Element position data:
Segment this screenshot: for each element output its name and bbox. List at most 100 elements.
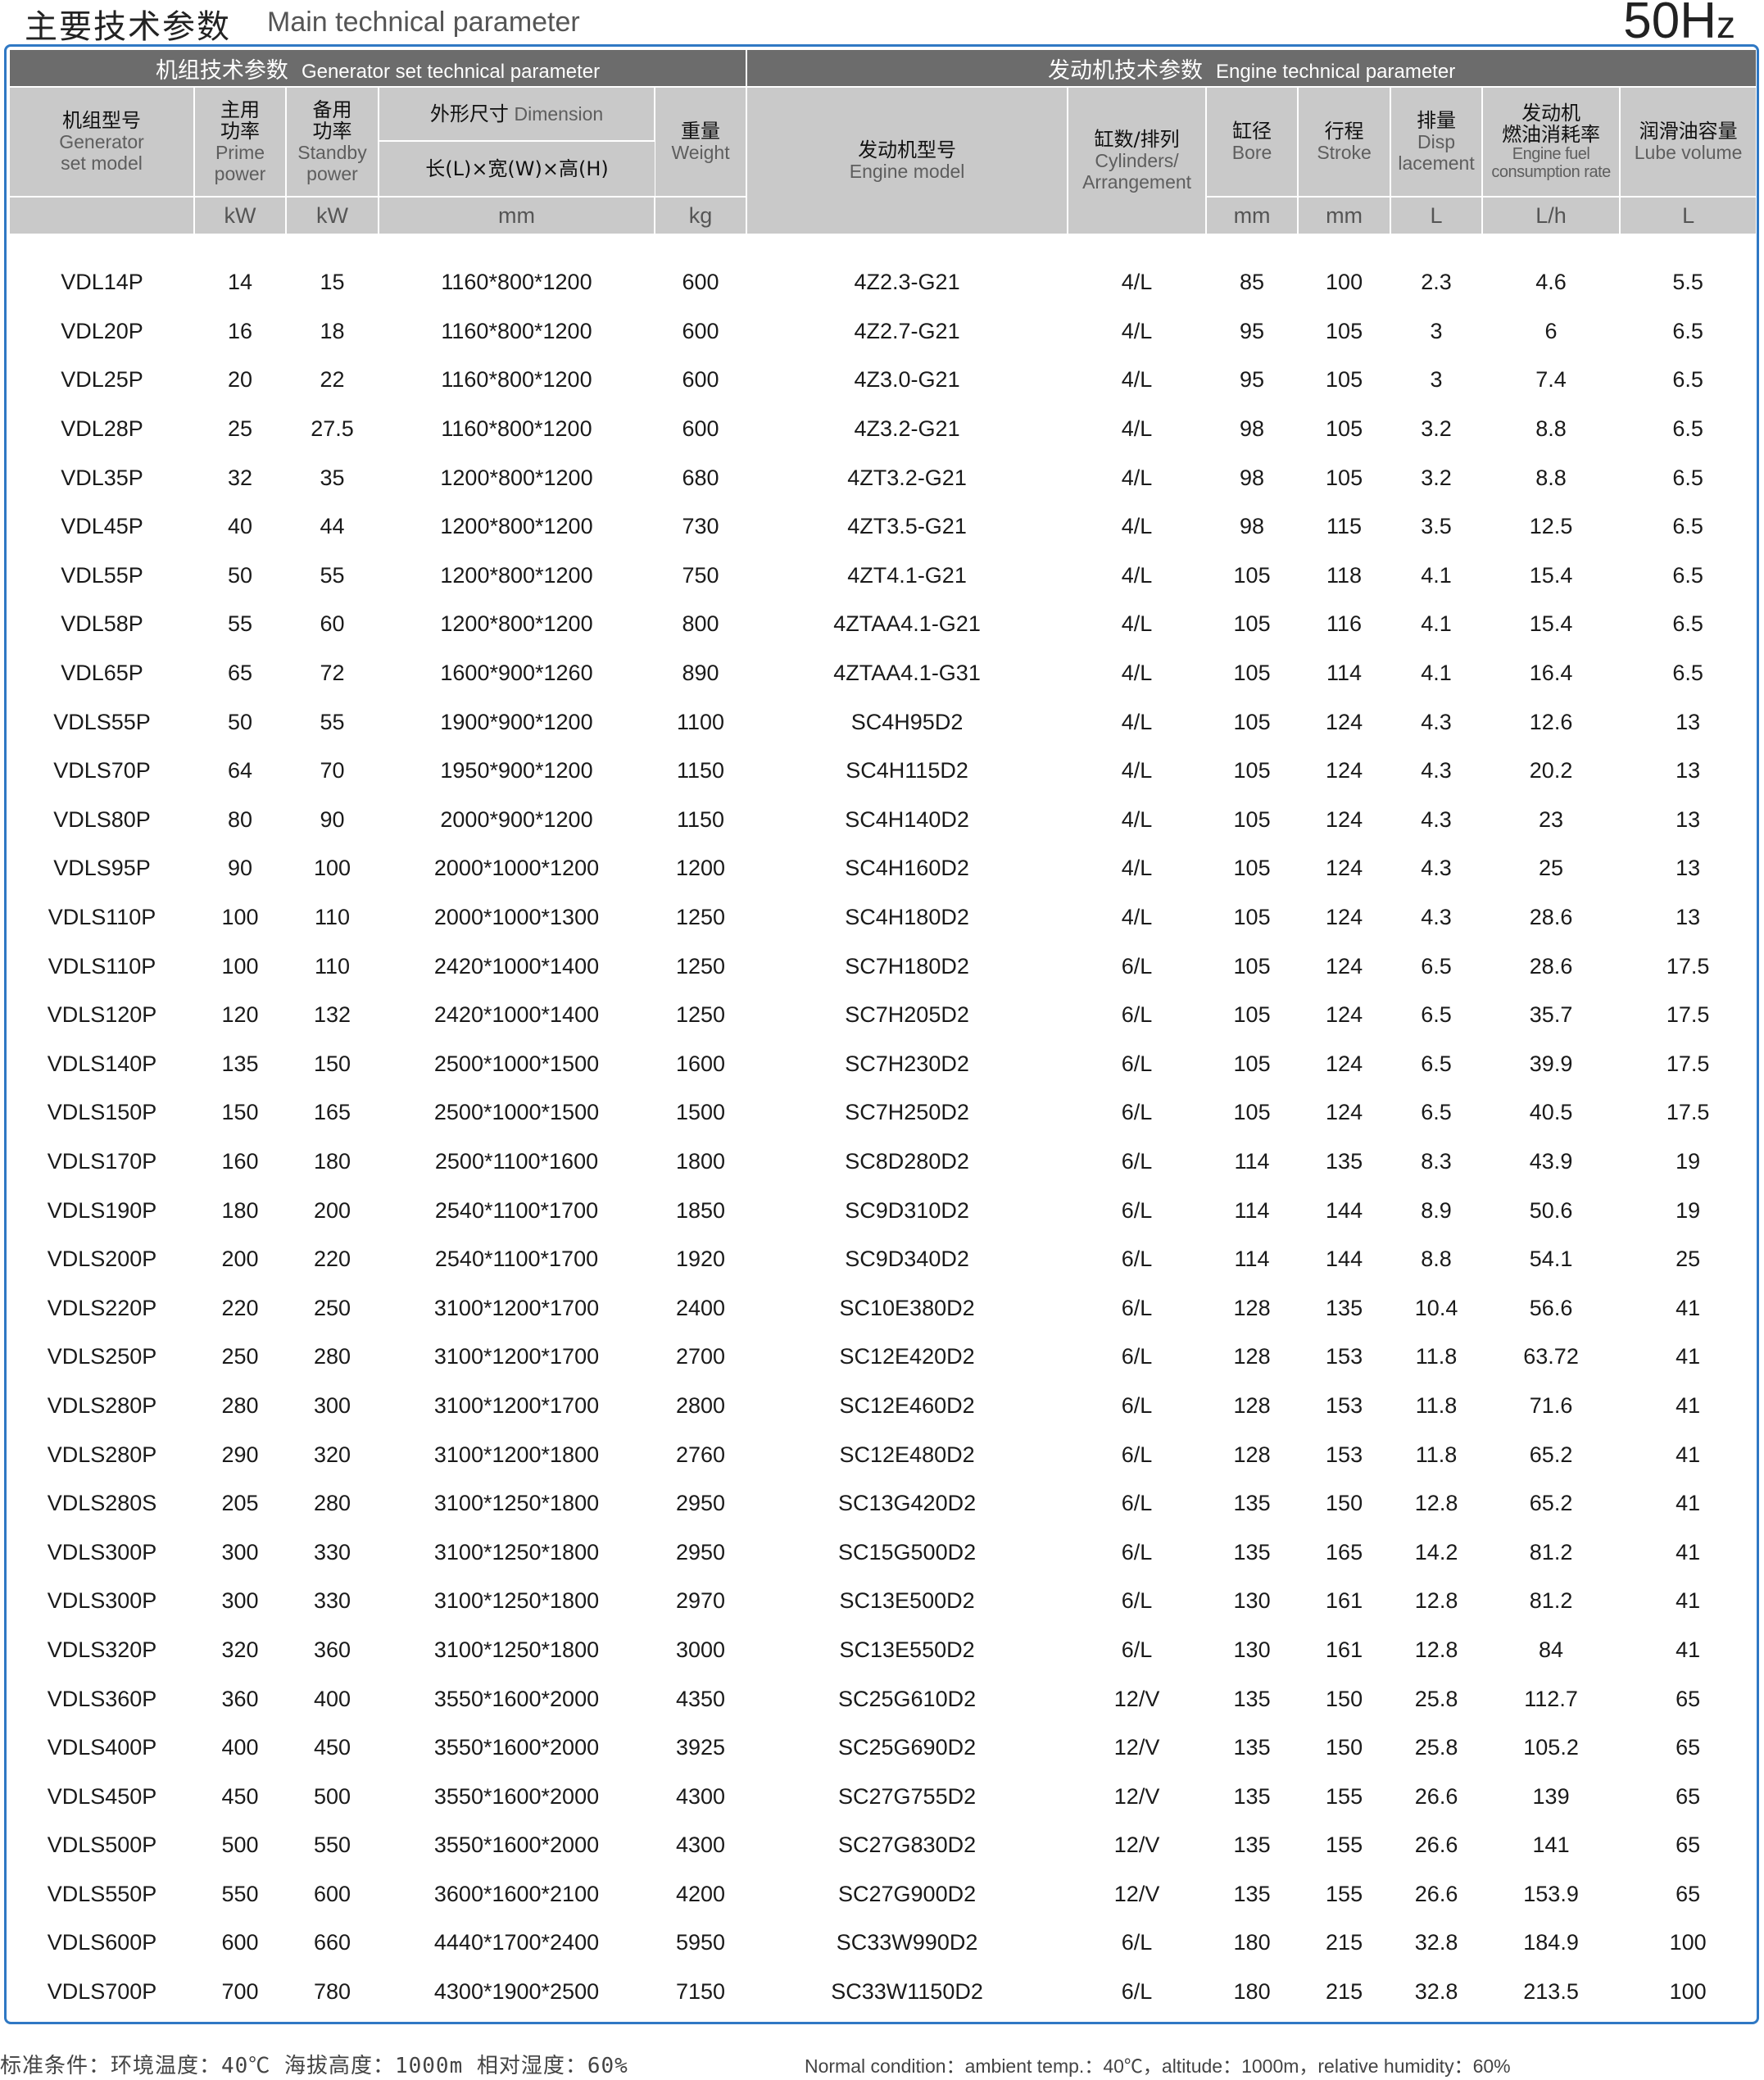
cell-displacement: 3 — [1430, 367, 1443, 393]
cell-bore: 95 — [1240, 367, 1265, 393]
cell-displacement: 6.5 — [1421, 1002, 1452, 1028]
cell-prime: 55 — [227, 611, 253, 637]
cell-fuel: 56.6 — [1529, 1295, 1573, 1320]
cell-fuel: 15.4 — [1529, 611, 1573, 637]
table-row: VDL45P 40 44 1200*800*1200 730 4ZT3.5-G21 4/L 9… — [10, 502, 1756, 552]
cell-dimension: 2500*1000*1500 — [433, 1051, 600, 1076]
spec-table-frame: 机组技术参数 Generator set technical parameter … — [4, 44, 1759, 2024]
cell-displacement: 4.3 — [1421, 758, 1452, 783]
cell-stroke: 153 — [1326, 1344, 1363, 1369]
cell-engine-model: SC7H205D2 — [845, 1002, 969, 1028]
table-row: VDLS320P 320 360 3100*1250*1800 3000 SC13E550… — [10, 1626, 1756, 1675]
cell-displacement: 4.3 — [1421, 709, 1452, 734]
cell-standby: 280 — [313, 1344, 351, 1369]
cell-cylinders: 12/V — [1113, 1783, 1160, 1809]
cell-dimension: 3100*1250*1800 — [433, 1491, 600, 1516]
cell-lube: 6.5 — [1672, 318, 1703, 343]
cell-stroke: 105 — [1326, 416, 1363, 442]
cell-fuel: 139 — [1532, 1783, 1570, 1809]
cell-lube: 6.5 — [1672, 416, 1703, 442]
cell-engine-model: 4ZTAA4.1-G21 — [833, 611, 981, 637]
cell-bore: 135 — [1233, 1832, 1271, 1858]
cell-stroke: 124 — [1326, 806, 1363, 832]
cell-cylinders: 6/L — [1121, 1588, 1153, 1614]
cell-model: VDL45P — [61, 514, 143, 539]
cell-stroke: 150 — [1326, 1686, 1363, 1711]
cell-displacement: 8.3 — [1421, 1148, 1452, 1174]
cell-bore: 135 — [1233, 1491, 1271, 1516]
cell-lube: 13 — [1676, 905, 1701, 930]
spec-table: 机组技术参数 Generator set technical parameter … — [10, 50, 1757, 2017]
cell-stroke: 155 — [1326, 1881, 1363, 1906]
cell-prime: 32 — [227, 465, 253, 490]
cell-engine-model: SC4H115D2 — [846, 758, 968, 783]
cell-dimension: 1200*800*1200 — [440, 562, 593, 588]
col-engine-model-header: 发动机型号 Engine model — [746, 87, 1069, 235]
cell-model: VDLS280P — [47, 1442, 157, 1467]
cell-displacement: 25.8 — [1414, 1686, 1458, 1711]
cell-fuel: 141 — [1532, 1832, 1570, 1858]
cell-prime: 135 — [221, 1051, 259, 1076]
cell-lube: 65 — [1676, 1686, 1701, 1711]
cell-fuel: 25 — [1539, 856, 1564, 881]
table-row: VDL20P 16 18 1160*800*1200 600 4Z2.7-G21 4/L 95… — [10, 307, 1756, 357]
cell-weight: 890 — [682, 661, 719, 686]
cell-displacement: 10.4 — [1414, 1295, 1458, 1320]
cell-prime: 180 — [221, 1197, 259, 1223]
cell-model: VDLS55P — [53, 709, 151, 734]
cell-fuel: 16.4 — [1529, 661, 1573, 686]
cell-lube: 19 — [1676, 1148, 1701, 1174]
cell-dimension: 4440*1700*2400 — [433, 1930, 600, 1955]
cell-dimension: 2540*1100*1700 — [434, 1197, 599, 1223]
cell-engine-model: SC33W990D2 — [836, 1930, 978, 1955]
cell-standby: 550 — [313, 1832, 351, 1858]
cell-weight: 7150 — [675, 1979, 726, 2005]
cell-stroke: 115 — [1326, 514, 1363, 539]
cell-stroke: 135 — [1326, 1148, 1363, 1174]
cell-model: VDL28P — [61, 416, 143, 442]
cell-fuel: 63.72 — [1523, 1344, 1579, 1369]
table-row: VDLS700P 700 780 4300*1900*2500 7150 SC33W115… — [10, 1968, 1756, 2017]
cell-cylinders: 4/L — [1121, 367, 1153, 393]
cell-fuel: 54.1 — [1529, 1247, 1573, 1272]
cell-displacement: 12.8 — [1414, 1491, 1458, 1516]
table-row: VDLS500P 500 550 3550*1600*2000 4300 SC27G830… — [10, 1821, 1756, 1870]
cell-engine-model: SC4H180D2 — [845, 905, 969, 930]
cell-model: VDLS400P — [47, 1735, 157, 1760]
table-row: VDLS280P 280 300 3100*1200*1700 2800 SC12E460… — [10, 1382, 1756, 1431]
col-stroke-header: 行程 Stroke — [1298, 87, 1392, 198]
cell-lube: 6.5 — [1672, 562, 1703, 588]
cell-weight: 680 — [682, 465, 719, 490]
table-row: VDLS450P 450 500 3550*1600*2000 4300 SC27G755… — [10, 1772, 1756, 1821]
cell-cylinders: 4/L — [1121, 270, 1153, 295]
cell-displacement: 8.8 — [1421, 1247, 1452, 1272]
cell-displacement: 3.5 — [1421, 514, 1452, 539]
cell-cylinders: 6/L — [1121, 1930, 1153, 1955]
cell-fuel: 15.4 — [1529, 562, 1573, 588]
col-weight-header: 重量 Weight — [655, 87, 748, 198]
cell-weight: 2950 — [675, 1491, 726, 1516]
cell-engine-model: SC13E500D2 — [839, 1588, 975, 1614]
cell-lube: 13 — [1676, 709, 1701, 734]
cell-engine-model: SC4H95D2 — [850, 709, 964, 734]
table-row: VDLS280S 205 280 3100*1250*1800 2950 SC13G420… — [10, 1479, 1756, 1528]
table-row: VDLS550P 550 600 3600*1600*2100 4200 SC27G900… — [10, 1870, 1756, 1919]
unit-displacement: L — [1390, 197, 1484, 235]
cell-weight: 750 — [682, 562, 719, 588]
cell-displacement: 2.3 — [1421, 270, 1452, 295]
cell-cylinders: 12/V — [1113, 1832, 1160, 1858]
cell-dimension: 3100*1250*1800 — [433, 1588, 600, 1614]
cell-standby: 220 — [313, 1247, 351, 1272]
cell-fuel: 35.7 — [1529, 1002, 1573, 1028]
cell-stroke: 161 — [1326, 1588, 1363, 1614]
cell-bore: 135 — [1233, 1686, 1271, 1711]
cell-standby: 330 — [313, 1539, 351, 1565]
cell-model: VDLS170P — [47, 1148, 157, 1174]
unit-bore: mm — [1206, 197, 1299, 235]
cell-displacement: 26.6 — [1414, 1832, 1458, 1858]
cell-bore: 105 — [1233, 806, 1271, 832]
cell-standby: 360 — [313, 1637, 351, 1662]
cell-prime: 300 — [221, 1539, 259, 1565]
cell-displacement: 11.8 — [1415, 1442, 1458, 1467]
cell-stroke: 144 — [1326, 1197, 1363, 1223]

### TASK
Collect every line in the rows above that contains the string "parameter".

### TASK ANSWER
spec-table-frame: 机组技术参数 Generator set technical parameter … — [4, 44, 1759, 2024]
spec-table: 机组技术参数 Generator set technical parameter … — [10, 50, 1757, 2017]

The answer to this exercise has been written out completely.